* BEGIN RECORDS FOR THIS EXERCISE *

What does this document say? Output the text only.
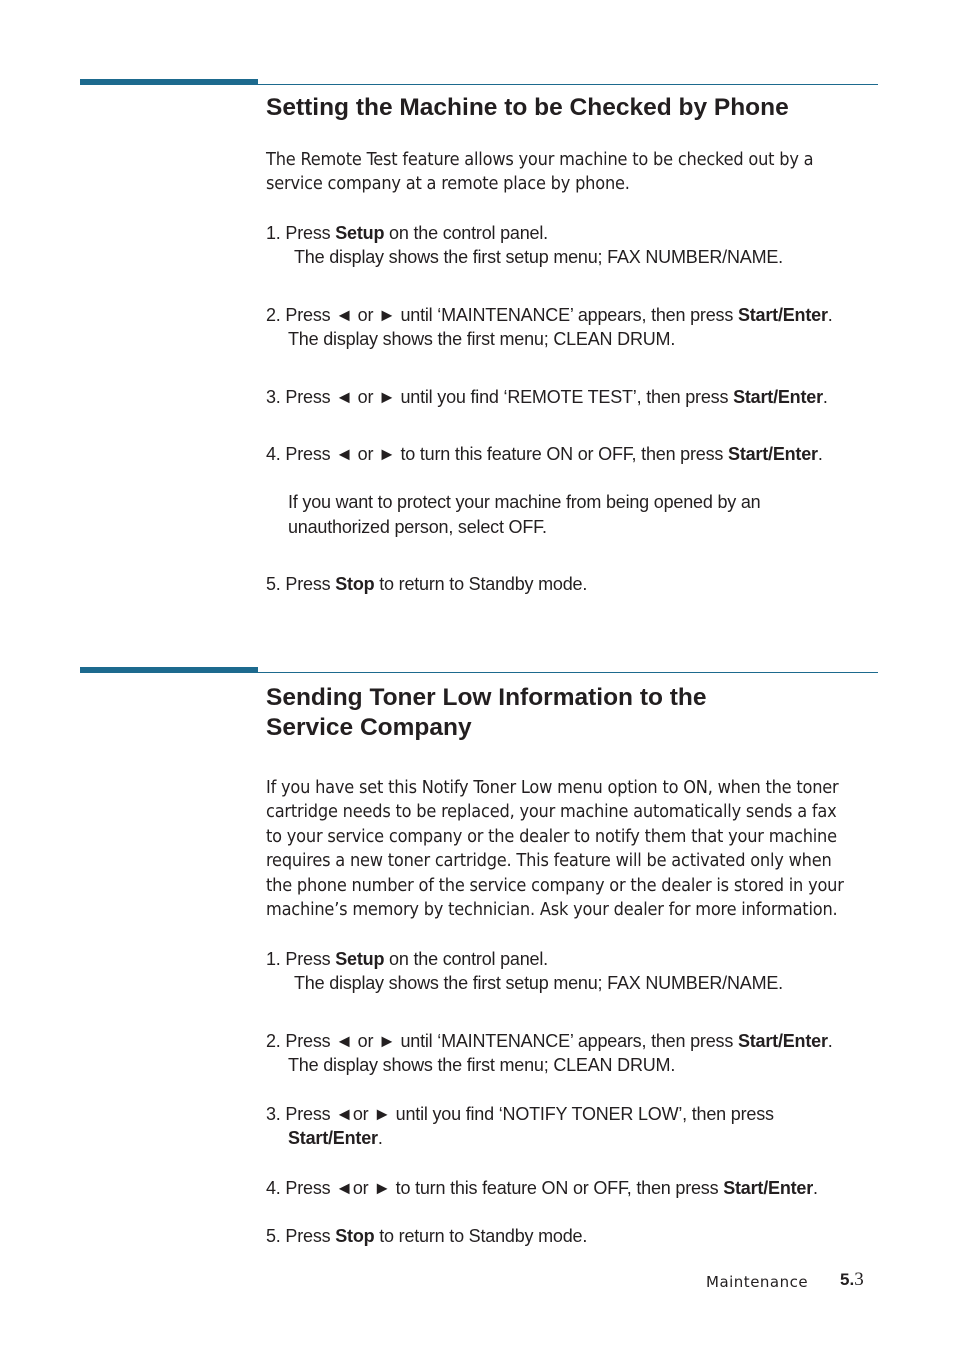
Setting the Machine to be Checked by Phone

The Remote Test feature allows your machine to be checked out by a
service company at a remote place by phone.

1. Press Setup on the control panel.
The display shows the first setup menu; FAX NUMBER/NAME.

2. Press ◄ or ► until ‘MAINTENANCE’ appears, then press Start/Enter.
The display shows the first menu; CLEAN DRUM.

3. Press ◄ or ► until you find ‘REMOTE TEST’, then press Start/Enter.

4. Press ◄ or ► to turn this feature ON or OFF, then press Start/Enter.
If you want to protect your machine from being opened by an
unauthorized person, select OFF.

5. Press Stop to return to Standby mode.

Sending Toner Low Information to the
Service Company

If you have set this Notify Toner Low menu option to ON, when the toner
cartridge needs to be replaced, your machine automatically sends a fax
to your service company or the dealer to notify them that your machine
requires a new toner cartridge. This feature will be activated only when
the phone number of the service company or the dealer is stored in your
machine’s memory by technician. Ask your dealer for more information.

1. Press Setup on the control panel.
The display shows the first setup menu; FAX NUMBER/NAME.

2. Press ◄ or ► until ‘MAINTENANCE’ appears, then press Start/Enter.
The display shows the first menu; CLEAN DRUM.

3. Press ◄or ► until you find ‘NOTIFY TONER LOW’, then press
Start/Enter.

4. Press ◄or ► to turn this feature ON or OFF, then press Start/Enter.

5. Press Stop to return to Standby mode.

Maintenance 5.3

* END RECORDS FOR THIS EXERCISE *
* BEGIN RECORDS FOR THIS EXERCISE *

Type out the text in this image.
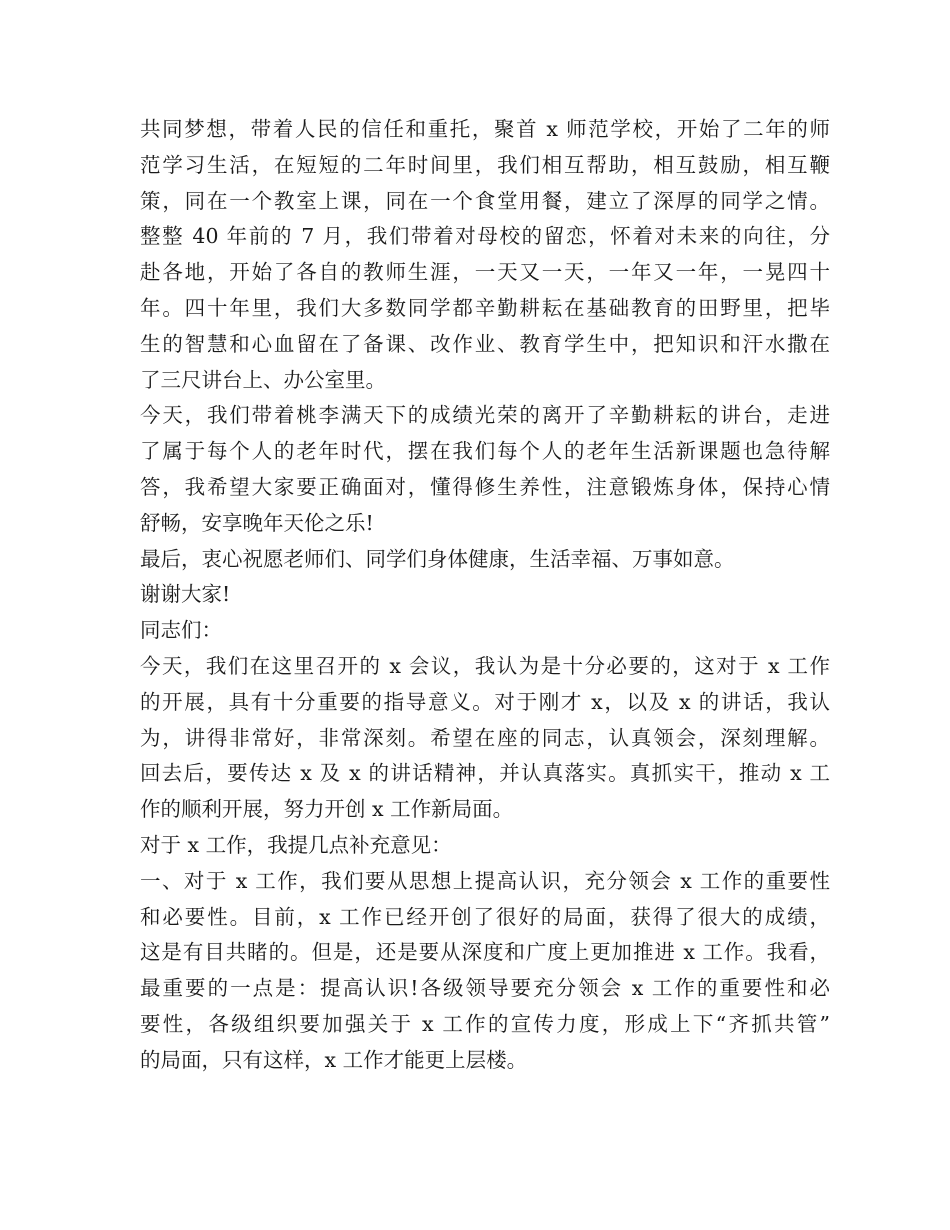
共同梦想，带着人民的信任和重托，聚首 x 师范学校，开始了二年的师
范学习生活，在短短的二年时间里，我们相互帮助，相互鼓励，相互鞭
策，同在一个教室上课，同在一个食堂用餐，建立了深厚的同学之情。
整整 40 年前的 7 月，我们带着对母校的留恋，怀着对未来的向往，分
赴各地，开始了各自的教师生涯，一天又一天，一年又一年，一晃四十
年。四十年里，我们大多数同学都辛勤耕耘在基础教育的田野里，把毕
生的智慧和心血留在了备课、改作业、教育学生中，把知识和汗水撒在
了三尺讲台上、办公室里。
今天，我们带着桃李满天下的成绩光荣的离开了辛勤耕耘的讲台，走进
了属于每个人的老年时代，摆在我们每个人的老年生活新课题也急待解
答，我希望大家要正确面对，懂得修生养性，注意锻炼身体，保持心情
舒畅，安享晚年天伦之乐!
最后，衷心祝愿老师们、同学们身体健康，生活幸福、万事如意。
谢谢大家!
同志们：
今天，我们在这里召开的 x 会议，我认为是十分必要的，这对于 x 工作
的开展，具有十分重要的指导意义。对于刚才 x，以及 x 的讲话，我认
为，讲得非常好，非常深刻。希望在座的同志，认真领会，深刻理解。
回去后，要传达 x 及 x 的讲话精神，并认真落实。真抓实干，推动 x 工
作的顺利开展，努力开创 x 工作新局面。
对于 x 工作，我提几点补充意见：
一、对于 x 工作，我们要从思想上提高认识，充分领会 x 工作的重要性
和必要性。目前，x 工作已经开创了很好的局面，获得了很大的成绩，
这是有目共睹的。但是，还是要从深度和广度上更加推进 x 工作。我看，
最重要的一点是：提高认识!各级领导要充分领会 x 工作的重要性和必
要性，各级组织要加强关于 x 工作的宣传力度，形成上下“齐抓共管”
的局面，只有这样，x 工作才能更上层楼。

* END RECORDS FOR THIS EXERCISE *

EXERCISE:
Every line of the listing that holds "then" should be found and copied.

WORKED SOLUTION:
2. Press ◄ or ► until ‘MAINTENANCE’ appears, then press Start/Enter.
3. Press ◄ or ► until you find ‘REMOTE TEST’, then press Start/Enter.
4. Press ◄ or ► to turn this feature ON or OFF, then press Start/Enter.
2. Press ◄ or ► until ‘MAINTENANCE’ appears, then press Start/Enter.
3. Press ◄or ► until you find ‘NOTIFY TONER LOW’, then press
4. Press ◄or ► to turn this feature ON or OFF, then press Start/Enter.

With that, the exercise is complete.